Give the count of lines in the data that include "type", with no other words.
** Start Given information **
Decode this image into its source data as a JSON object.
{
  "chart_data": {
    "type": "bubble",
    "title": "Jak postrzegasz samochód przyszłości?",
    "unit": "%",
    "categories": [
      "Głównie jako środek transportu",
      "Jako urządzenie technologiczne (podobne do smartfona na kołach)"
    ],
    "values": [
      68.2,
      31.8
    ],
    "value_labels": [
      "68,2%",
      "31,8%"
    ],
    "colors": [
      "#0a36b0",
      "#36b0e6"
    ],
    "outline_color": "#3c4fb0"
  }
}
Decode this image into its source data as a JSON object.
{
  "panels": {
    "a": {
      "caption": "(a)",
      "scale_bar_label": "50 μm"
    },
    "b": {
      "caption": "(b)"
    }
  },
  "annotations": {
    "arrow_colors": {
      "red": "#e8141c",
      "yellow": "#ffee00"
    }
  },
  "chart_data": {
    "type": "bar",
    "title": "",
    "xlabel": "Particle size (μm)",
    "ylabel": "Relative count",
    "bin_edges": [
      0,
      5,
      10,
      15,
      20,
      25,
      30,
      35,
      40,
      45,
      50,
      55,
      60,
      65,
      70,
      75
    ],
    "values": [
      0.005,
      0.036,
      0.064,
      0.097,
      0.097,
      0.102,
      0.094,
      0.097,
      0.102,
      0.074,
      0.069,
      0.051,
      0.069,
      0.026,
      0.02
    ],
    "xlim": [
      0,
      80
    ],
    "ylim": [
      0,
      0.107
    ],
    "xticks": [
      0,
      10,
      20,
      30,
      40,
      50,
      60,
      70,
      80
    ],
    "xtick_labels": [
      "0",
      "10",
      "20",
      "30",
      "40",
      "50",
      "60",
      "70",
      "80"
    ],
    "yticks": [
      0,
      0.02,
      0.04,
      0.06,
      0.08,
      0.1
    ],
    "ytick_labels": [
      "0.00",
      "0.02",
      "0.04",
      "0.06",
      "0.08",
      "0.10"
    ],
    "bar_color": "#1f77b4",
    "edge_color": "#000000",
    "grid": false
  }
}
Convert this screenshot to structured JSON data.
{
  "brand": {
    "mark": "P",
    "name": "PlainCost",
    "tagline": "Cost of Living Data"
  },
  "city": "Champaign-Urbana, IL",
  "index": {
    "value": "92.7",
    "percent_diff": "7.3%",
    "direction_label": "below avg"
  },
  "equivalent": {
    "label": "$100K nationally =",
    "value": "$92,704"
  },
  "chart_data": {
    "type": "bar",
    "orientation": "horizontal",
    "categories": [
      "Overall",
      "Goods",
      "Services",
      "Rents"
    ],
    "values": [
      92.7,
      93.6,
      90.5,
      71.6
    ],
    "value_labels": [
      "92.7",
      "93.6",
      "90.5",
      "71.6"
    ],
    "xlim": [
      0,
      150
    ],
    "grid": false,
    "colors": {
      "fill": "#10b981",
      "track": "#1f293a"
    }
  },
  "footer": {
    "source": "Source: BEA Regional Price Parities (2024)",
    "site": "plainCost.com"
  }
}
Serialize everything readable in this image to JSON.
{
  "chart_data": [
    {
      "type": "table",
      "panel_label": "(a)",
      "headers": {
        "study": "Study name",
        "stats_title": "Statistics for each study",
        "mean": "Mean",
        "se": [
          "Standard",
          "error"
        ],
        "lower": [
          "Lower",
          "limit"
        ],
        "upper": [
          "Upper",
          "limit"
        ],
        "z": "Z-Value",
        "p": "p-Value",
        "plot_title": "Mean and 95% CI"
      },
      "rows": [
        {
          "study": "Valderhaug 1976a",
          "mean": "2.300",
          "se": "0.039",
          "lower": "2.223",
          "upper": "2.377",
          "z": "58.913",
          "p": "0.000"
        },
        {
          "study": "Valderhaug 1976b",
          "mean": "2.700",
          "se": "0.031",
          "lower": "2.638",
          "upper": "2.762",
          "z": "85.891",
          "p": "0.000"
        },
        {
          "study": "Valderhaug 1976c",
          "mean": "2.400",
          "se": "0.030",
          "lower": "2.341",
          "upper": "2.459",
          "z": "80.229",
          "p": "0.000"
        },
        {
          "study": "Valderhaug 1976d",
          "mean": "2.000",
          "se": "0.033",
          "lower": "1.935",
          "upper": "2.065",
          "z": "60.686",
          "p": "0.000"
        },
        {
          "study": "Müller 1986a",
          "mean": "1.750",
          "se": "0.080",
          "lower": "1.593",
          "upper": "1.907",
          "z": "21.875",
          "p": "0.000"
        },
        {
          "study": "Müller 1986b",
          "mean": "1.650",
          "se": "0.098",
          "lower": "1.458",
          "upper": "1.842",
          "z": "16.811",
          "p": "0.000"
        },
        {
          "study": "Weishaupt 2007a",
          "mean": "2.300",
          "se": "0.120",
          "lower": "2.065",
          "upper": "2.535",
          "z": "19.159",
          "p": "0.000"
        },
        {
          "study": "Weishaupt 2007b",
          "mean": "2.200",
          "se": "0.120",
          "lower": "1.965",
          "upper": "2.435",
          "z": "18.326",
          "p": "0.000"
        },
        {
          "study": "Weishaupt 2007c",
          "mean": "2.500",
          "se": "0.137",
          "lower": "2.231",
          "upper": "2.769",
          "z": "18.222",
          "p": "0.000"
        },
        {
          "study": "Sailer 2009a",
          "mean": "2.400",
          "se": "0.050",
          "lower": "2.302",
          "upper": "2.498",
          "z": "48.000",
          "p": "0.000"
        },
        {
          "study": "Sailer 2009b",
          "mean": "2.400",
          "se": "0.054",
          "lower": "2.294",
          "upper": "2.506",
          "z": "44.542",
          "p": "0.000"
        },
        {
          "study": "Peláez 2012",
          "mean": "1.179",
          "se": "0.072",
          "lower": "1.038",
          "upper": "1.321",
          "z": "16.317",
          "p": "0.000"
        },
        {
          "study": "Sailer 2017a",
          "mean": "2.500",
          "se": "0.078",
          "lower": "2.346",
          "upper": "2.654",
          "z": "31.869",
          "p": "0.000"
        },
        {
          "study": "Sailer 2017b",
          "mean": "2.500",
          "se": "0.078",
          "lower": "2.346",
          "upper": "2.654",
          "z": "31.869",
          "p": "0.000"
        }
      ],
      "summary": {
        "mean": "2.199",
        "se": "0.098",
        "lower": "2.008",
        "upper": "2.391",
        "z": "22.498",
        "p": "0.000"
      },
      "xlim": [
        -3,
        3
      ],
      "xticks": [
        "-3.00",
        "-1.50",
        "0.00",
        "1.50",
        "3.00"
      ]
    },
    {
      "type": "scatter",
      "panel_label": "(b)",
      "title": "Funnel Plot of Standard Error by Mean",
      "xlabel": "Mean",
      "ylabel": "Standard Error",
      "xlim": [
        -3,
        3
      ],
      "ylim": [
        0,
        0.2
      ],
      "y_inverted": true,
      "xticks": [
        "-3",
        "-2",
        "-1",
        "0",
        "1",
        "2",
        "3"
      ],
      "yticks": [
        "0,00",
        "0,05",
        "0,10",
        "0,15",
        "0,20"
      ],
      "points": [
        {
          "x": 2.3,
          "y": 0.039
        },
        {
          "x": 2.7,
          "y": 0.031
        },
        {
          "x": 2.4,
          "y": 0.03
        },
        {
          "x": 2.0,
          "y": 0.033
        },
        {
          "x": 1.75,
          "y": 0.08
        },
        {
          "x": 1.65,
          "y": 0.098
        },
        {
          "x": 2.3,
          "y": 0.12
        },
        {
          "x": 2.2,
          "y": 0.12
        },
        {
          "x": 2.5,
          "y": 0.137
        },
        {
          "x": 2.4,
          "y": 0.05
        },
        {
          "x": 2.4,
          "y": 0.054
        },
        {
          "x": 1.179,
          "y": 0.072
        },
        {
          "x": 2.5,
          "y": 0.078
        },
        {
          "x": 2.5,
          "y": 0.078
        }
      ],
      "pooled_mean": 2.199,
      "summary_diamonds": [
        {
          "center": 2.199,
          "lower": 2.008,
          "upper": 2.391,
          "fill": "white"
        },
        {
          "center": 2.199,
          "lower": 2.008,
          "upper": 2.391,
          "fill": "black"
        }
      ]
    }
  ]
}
** End Given information **
# Worked answer:
5